[Work to do]:
Extract, exactly as written, the line that contains "Convert this document image to plain text." and all lines after it through the end of the records. Omit pictures.

[Dataset items]:
....................

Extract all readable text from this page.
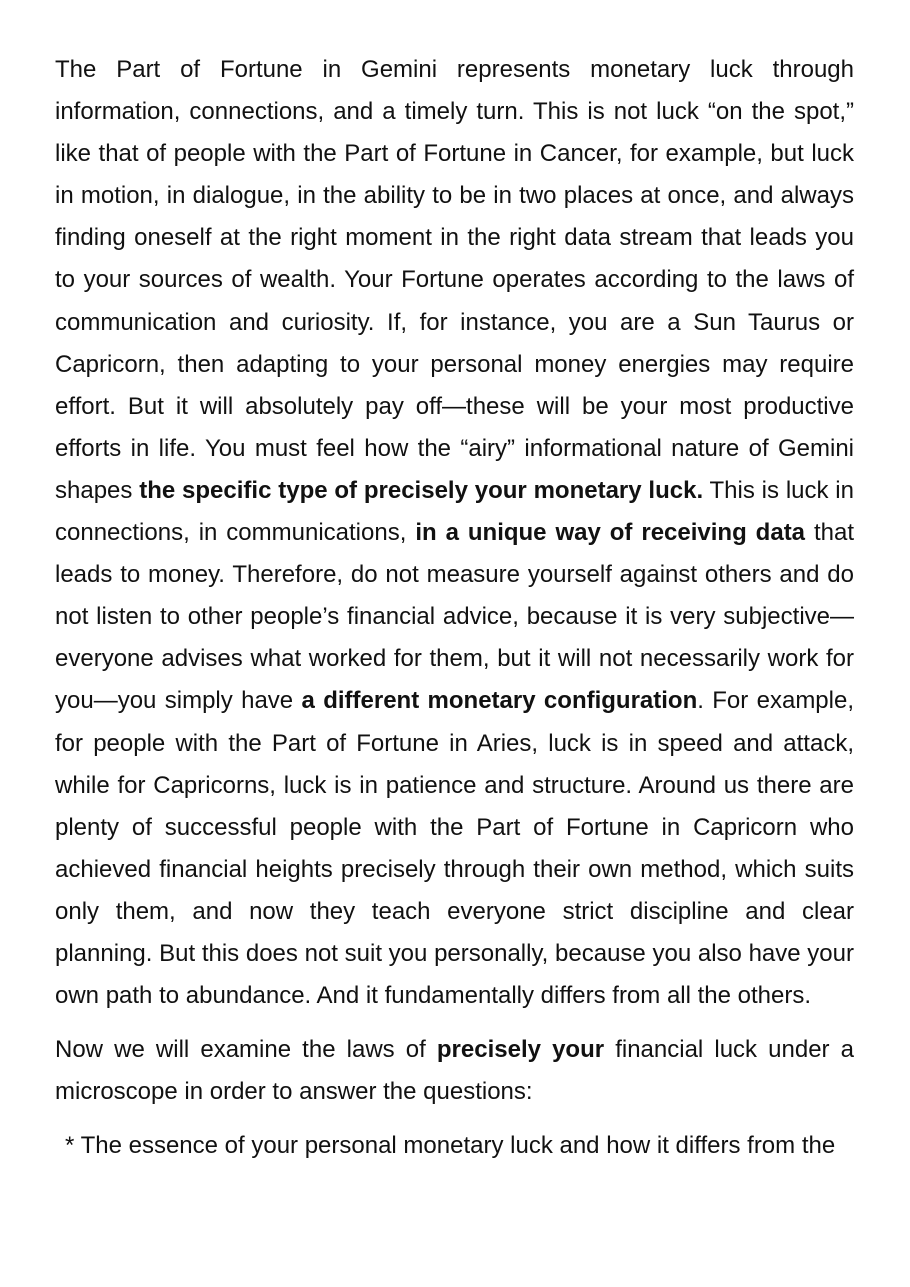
The Part of Fortune in Gemini represents monetary luck through information, connections, and a timely turn. This is not luck “on the spot,” like that of people with the Part of Fortune in Cancer, for example, but luck in motion, in dialogue, in the ability to be in two places at once, and always finding oneself at the right moment in the right data stream that leads you to your sources of wealth. Your Fortune operates according to the laws of communication and curiosity. If, for instance, you are a Sun Taurus or Capricorn, then adapting to your personal money energies may require effort. But it will absolutely pay off—these will be your most productive efforts in life. You must feel how the “airy” informational nature of Gemini shapes the specific type of precisely your monetary luck. This is luck in connections, in communications, in a unique way of receiving data that leads to money. Therefore, do not measure yourself against others and do not listen to other people’s financial advice, because it is very subjective—everyone advises what worked for them, but it will not necessarily work for you—you simply have a different monetary configuration. For example, for people with the Part of Fortune in Aries, luck is in speed and attack, while for Capricorns, luck is in patience and structure. Around us there are plenty of successful people with the Part of Fortune in Capricorn who achieved financial heights precisely through their own method, which suits only them, and now they teach everyone strict discipline and clear planning. But this does not suit you personally, because you also have your own path to abundance. And it fundamentally differs from all the others.

Now we will examine the laws of precisely your financial luck under a microscope in order to answer the questions:

* The essence of your personal monetary luck and how it differs from the
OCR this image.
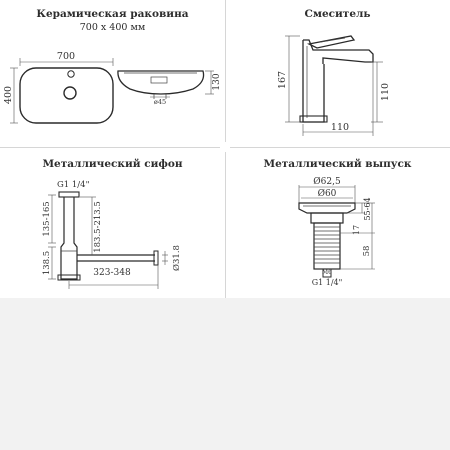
Керамическая раковина
700 х 400 мм
700
400	ø45
130
Смеситель
167
110
110
Металлический сифон
G1 1/4"
135-165
138.5
183.5-213.5
Ø31.8
323-348
Металлический выпуск
Ø62,5
Ø60
M6
G1 1/4"
17
55-64
58
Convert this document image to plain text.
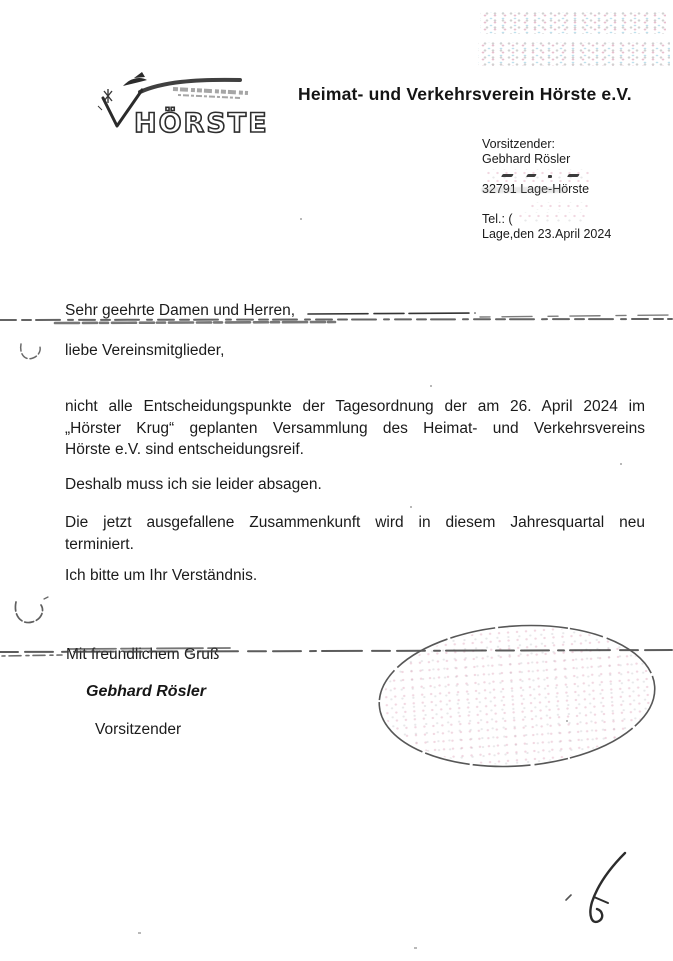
HÖRSTE
Heimat- und Verkehrsverein Hörste e.V.
Vorsitzender:
Gebhard Rösler
32791 Lage-Hörste
Tel.: (
Lage,den 23.April 2024
Sehr geehrte Damen und Herren,
liebe Vereinsmitglieder,
nicht alle Entscheidungspunkte der Tagesordnung der am 26. April 2024 im
„Hörster Krug“ geplanten Versammlung des Heimat- und Verkehrsvereins
Hörste e.V. sind entscheidungsreif.
Deshalb muss ich sie leider absagen.
Die jetzt ausgefallene Zusammenkunft wird in diesem Jahresquartal neu
terminiert.
Ich bitte um Ihr Verständnis.
Mit freundlichem Gruß
Gebhard Rösler
Vorsitzender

....................

[Exercise answer]:
Convert this document image to plain text.
HÖRSTE
Heimat- und Verkehrsverein Hörste e.V.
Vorsitzender:
Gebhard Rösler
32791 Lage-Hörste
Tel.: (
Lage,den 23.April 2024
Sehr geehrte Damen und Herren,
liebe Vereinsmitglieder,
nicht alle Entscheidungspunkte der Tagesordnung der am 26. April 2024 im
„Hörster Krug“ geplanten Versammlung des Heimat- und Verkehrsvereins
Hörste e.V. sind entscheidungsreif.
Deshalb muss ich sie leider absagen.
Die jetzt ausgefallene Zusammenkunft wird in diesem Jahresquartal neu
terminiert.
Ich bitte um Ihr Verständnis.
Mit freundlichem Gruß
Gebhard Rösler
Vorsitzender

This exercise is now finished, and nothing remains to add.